**Task requirements**
Report every line in the listing below where the string "icon" shows up.
***** Dataset rows
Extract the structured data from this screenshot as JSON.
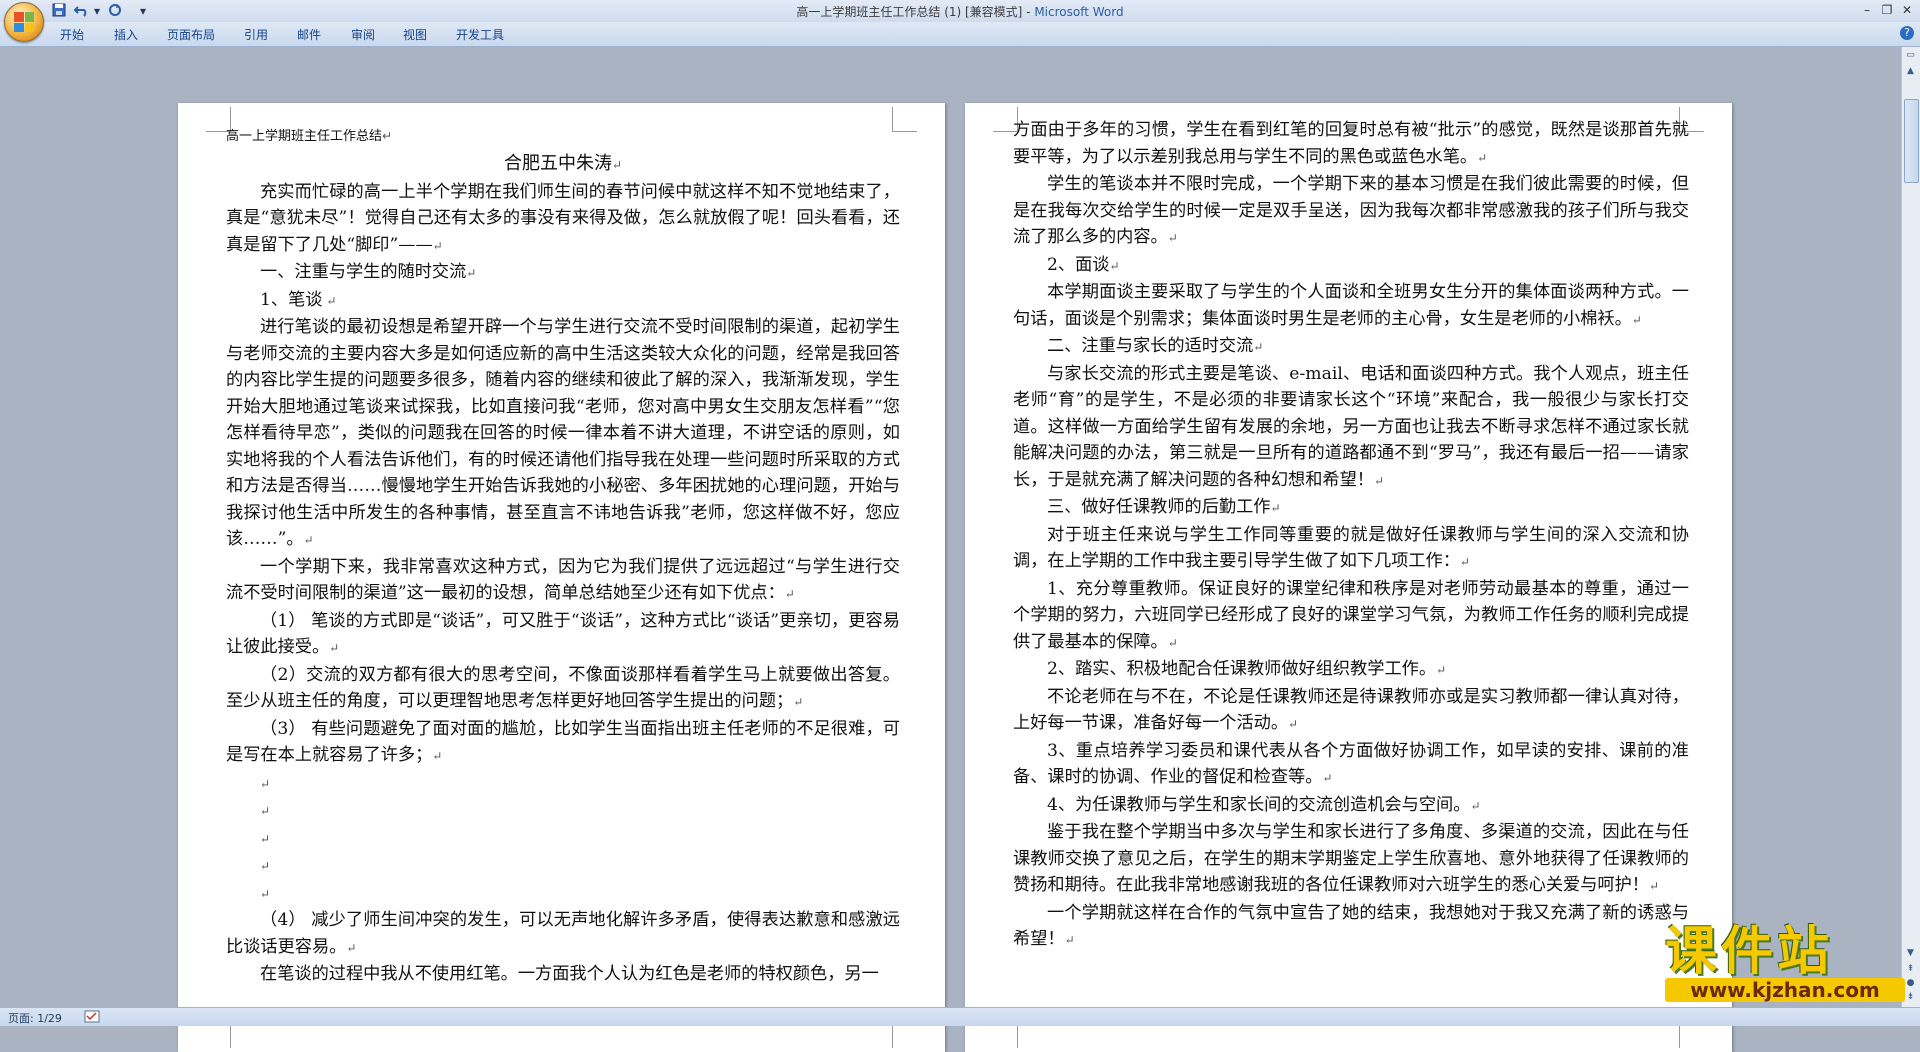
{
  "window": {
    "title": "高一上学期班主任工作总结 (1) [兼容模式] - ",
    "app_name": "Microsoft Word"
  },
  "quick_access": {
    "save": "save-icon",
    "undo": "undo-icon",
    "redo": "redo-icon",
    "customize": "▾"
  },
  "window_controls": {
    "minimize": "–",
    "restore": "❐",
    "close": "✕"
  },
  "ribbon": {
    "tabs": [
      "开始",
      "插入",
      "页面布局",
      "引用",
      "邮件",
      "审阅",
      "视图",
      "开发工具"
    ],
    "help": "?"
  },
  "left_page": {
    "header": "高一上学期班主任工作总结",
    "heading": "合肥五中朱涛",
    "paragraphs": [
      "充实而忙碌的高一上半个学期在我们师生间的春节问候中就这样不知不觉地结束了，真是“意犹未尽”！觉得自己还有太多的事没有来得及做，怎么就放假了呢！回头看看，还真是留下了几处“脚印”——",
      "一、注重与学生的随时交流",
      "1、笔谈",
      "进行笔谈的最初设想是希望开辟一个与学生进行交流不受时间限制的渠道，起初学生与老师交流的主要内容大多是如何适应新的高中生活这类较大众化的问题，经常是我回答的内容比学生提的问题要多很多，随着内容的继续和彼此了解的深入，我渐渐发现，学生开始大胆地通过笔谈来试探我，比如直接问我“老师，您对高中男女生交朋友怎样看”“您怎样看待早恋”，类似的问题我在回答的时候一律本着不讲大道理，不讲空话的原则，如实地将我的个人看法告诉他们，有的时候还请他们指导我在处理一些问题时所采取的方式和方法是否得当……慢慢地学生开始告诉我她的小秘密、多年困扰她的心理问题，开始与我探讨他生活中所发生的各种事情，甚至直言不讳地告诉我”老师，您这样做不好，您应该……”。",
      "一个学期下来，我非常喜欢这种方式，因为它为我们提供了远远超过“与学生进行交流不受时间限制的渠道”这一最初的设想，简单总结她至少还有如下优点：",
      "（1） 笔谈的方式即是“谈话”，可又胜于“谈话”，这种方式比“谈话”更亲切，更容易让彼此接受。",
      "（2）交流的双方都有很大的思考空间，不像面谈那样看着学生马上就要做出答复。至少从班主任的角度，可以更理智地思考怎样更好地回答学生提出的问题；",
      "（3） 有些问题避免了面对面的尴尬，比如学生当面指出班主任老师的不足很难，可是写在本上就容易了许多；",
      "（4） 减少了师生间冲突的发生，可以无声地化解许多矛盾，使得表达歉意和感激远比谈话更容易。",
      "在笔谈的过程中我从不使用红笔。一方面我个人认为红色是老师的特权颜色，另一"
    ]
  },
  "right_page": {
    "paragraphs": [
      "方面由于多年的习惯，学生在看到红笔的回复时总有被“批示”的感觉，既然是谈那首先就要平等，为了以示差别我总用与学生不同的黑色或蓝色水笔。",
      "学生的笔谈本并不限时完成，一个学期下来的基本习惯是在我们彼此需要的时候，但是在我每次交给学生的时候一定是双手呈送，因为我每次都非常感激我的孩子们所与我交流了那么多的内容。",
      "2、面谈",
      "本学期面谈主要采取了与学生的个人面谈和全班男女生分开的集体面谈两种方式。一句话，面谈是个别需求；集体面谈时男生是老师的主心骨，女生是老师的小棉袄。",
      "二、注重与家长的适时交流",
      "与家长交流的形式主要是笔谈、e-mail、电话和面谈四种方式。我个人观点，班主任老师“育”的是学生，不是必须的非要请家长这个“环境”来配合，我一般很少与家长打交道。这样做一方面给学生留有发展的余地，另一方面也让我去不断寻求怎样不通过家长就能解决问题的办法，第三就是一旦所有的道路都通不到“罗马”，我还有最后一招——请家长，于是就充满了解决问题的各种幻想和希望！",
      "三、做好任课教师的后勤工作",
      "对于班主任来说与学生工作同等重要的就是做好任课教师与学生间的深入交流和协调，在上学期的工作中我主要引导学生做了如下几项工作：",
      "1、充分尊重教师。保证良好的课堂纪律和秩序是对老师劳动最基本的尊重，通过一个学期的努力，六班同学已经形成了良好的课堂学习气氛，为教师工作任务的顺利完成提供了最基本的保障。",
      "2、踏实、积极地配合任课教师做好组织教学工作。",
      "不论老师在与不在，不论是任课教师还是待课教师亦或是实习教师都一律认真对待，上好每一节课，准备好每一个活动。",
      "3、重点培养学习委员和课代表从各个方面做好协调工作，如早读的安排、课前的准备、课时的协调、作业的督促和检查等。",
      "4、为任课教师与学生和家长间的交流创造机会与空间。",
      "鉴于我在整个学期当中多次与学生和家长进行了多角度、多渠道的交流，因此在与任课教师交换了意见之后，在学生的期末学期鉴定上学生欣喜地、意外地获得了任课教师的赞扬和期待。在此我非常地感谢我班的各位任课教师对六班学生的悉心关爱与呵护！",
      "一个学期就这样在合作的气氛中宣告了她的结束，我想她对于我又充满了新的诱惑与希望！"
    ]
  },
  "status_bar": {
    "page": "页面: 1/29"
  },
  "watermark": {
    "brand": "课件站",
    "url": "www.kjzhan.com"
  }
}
**********
**Solution for this problem**
    "save": "save-icon",
    "undo": "undo-icon",
    "redo": "redo-icon",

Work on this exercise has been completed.